• To do
Copy every line of the listing exactly.

• Exercise input
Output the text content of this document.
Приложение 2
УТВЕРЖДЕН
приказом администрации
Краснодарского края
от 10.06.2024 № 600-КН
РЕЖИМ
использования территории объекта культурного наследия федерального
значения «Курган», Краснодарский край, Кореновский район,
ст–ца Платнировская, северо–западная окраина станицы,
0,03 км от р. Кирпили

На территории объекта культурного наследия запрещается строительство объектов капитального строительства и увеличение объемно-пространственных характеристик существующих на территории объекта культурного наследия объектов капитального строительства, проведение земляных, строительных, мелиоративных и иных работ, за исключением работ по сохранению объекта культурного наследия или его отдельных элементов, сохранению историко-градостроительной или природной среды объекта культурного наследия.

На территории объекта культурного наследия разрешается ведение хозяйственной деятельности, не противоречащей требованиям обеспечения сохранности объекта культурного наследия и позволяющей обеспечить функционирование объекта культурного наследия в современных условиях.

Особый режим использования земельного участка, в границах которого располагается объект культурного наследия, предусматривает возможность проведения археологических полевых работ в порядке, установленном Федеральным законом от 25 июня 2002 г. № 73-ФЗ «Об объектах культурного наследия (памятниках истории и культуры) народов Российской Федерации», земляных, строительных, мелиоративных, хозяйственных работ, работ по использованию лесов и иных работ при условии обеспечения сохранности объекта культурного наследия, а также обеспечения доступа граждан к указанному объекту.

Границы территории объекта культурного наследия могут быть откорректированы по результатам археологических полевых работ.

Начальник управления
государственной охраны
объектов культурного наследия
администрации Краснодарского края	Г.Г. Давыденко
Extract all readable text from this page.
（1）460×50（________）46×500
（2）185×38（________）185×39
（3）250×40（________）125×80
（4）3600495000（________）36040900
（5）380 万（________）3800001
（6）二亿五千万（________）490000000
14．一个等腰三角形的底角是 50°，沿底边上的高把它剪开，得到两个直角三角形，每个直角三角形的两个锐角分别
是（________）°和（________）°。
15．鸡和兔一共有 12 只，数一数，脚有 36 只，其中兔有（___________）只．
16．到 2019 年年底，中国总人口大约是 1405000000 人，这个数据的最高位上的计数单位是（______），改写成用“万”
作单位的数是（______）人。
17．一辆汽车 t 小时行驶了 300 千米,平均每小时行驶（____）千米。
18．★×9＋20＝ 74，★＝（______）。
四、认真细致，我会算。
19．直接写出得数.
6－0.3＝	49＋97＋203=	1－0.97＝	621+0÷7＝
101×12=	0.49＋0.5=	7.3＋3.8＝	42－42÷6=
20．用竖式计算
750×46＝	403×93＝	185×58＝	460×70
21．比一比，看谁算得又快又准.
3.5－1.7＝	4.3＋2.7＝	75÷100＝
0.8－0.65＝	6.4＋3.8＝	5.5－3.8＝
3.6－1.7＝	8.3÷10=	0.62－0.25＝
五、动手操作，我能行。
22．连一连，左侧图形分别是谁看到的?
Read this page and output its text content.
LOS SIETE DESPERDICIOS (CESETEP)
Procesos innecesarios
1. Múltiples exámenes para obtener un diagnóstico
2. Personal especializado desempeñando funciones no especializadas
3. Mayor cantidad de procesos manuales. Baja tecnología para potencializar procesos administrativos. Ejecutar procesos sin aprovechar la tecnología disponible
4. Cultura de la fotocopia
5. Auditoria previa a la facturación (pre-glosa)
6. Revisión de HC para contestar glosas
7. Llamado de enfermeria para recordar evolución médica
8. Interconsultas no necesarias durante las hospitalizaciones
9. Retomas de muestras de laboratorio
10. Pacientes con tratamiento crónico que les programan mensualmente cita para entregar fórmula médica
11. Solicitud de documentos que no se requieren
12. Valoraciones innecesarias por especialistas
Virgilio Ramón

• Complete response
Output the text content of this document.
Приложение 2
УТВЕРЖДЕН
приказом администрации
Краснодарского края
от 10.06.2024 № 600-КН
РЕЖИМ
использования территории объекта культурного наследия федерального
значения «Курган», Краснодарский край, Кореновский район,
ст–ца Платнировская, северо–западная окраина станицы,
0,03 км от р. Кирпили

На территории объекта культурного наследия запрещается строительство объектов капитального строительства и увеличение объемно-пространственных характеристик существующих на территории объекта культурного наследия объектов капитального строительства, проведение земляных, строительных, мелиоративных и иных работ, за исключением работ по сохранению объекта культурного наследия или его отдельных элементов, сохранению историко-градостроительной или природной среды объекта культурного наследия.

На территории объекта культурного наследия разрешается ведение хозяйственной деятельности, не противоречащей требованиям обеспечения сохранности объекта культурного наследия и позволяющей обеспечить функционирование объекта культурного наследия в современных условиях.

Особый режим использования земельного участка, в границах которого располагается объект культурного наследия, предусматривает возможность проведения археологических полевых работ в порядке, установленном Федеральным законом от 25 июня 2002 г. № 73-ФЗ «Об объектах культурного наследия (памятниках истории и культуры) народов Российской Федерации», земляных, строительных, мелиоративных, хозяйственных работ, работ по использованию лесов и иных работ при условии обеспечения сохранности объекта культурного наследия, а также обеспечения доступа граждан к указанному объекту.

Границы территории объекта культурного наследия могут быть откорректированы по результатам археологических полевых работ.

Начальник управления
государственной охраны
объектов культурного наследия
администрации Краснодарского края	Г.Г. Давыденко
Extract all readable text from this page.
（1）460×50（________）46×500
（2）185×38（________）185×39
（3）250×40（________）125×80
（4）3600495000（________）36040900
（5）380 万（________）3800001
（6）二亿五千万（________）490000000
14．一个等腰三角形的底角是 50°，沿底边上的高把它剪开，得到两个直角三角形，每个直角三角形的两个锐角分别
是（________）°和（________）°。
15．鸡和兔一共有 12 只，数一数，脚有 36 只，其中兔有（___________）只．
16．到 2019 年年底，中国总人口大约是 1405000000 人，这个数据的最高位上的计数单位是（______），改写成用“万”
作单位的数是（______）人。
17．一辆汽车 t 小时行驶了 300 千米,平均每小时行驶（____）千米。
18．★×9＋20＝ 74，★＝（______）。
四、认真细致，我会算。
19．直接写出得数.
6－0.3＝	49＋97＋203=	1－0.97＝	621+0÷7＝
101×12=	0.49＋0.5=	7.3＋3.8＝	42－42÷6=
20．用竖式计算
750×46＝	403×93＝	185×58＝	460×70
21．比一比，看谁算得又快又准.
3.5－1.7＝	4.3＋2.7＝	75÷100＝
0.8－0.65＝	6.4＋3.8＝	5.5－3.8＝
3.6－1.7＝	8.3÷10=	0.62－0.25＝
五、动手操作，我能行。
22．连一连，左侧图形分别是谁看到的?
Read this page and output its text content.
LOS SIETE DESPERDICIOS (CESETEP)
Procesos innecesarios
1. Múltiples exámenes para obtener un diagnóstico
2. Personal especializado desempeñando funciones no especializadas
3. Mayor cantidad de procesos manuales. Baja tecnología para potencializar procesos administrativos. Ejecutar procesos sin aprovechar la tecnología disponible
4. Cultura de la fotocopia
5. Auditoria previa a la facturación (pre-glosa)
6. Revisión de HC para contestar glosas
7. Llamado de enfermeria para recordar evolución médica
8. Interconsultas no necesarias durante las hospitalizaciones
9. Retomas de muestras de laboratorio
10. Pacientes con tratamiento crónico que les programan mensualmente cita para entregar fórmula médica
11. Solicitud de documentos que no se requieren
12. Valoraciones innecesarias por especialistas
Virgilio Ramón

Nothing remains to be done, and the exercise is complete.